[Extracted data entries]
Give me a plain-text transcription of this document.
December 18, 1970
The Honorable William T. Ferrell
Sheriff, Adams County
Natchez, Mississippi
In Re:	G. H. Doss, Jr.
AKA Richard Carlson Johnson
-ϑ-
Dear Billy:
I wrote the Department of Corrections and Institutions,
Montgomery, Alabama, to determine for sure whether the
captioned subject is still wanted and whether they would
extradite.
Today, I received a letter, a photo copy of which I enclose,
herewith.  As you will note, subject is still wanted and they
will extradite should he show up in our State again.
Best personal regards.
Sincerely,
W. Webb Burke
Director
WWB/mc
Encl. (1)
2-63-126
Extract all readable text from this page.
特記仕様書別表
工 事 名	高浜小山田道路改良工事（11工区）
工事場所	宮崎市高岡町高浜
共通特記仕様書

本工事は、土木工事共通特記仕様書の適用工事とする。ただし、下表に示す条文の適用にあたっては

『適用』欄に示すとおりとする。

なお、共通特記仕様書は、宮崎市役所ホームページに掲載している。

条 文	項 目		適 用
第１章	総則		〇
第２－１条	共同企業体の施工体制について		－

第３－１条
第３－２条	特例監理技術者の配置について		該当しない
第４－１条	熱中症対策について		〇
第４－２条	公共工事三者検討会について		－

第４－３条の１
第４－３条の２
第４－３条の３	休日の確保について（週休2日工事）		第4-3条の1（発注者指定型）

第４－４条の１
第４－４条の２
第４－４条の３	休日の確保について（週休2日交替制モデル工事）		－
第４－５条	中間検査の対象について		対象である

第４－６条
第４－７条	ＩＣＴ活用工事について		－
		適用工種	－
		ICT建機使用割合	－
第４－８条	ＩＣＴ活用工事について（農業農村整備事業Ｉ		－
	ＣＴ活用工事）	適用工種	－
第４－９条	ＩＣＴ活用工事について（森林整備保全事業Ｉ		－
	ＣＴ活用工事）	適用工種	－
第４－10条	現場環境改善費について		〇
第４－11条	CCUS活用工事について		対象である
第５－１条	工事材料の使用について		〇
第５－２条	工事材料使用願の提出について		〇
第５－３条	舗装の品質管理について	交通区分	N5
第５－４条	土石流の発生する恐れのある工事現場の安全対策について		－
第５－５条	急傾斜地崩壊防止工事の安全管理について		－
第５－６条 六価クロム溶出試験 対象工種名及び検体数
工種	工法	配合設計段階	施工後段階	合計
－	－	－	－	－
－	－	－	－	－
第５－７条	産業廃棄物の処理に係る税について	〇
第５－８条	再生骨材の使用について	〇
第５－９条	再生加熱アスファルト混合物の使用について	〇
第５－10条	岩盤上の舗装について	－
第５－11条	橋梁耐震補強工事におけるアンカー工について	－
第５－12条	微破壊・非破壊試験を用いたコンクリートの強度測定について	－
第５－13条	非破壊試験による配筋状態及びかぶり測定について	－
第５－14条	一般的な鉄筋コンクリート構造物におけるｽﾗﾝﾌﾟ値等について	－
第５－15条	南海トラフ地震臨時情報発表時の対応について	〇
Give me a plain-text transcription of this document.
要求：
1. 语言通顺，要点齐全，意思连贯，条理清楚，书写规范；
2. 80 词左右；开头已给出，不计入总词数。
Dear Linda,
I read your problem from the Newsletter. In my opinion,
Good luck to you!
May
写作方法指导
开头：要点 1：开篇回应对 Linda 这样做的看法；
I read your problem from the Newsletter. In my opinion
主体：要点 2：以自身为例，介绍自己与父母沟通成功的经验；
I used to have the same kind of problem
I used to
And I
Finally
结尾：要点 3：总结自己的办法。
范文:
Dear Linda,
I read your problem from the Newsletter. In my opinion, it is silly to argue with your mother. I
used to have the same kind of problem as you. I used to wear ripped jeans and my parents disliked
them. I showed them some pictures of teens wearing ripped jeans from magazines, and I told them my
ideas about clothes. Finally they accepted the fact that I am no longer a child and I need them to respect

▶ [WHAT TO WORK ON] Go through the records and pull out each line that includes the word "kind".

▶ [SOLVED EXERCISE]
I used to have the same kind of problem
used to have the same kind of problem as you. I used to wear ripped jeans and my parents disliked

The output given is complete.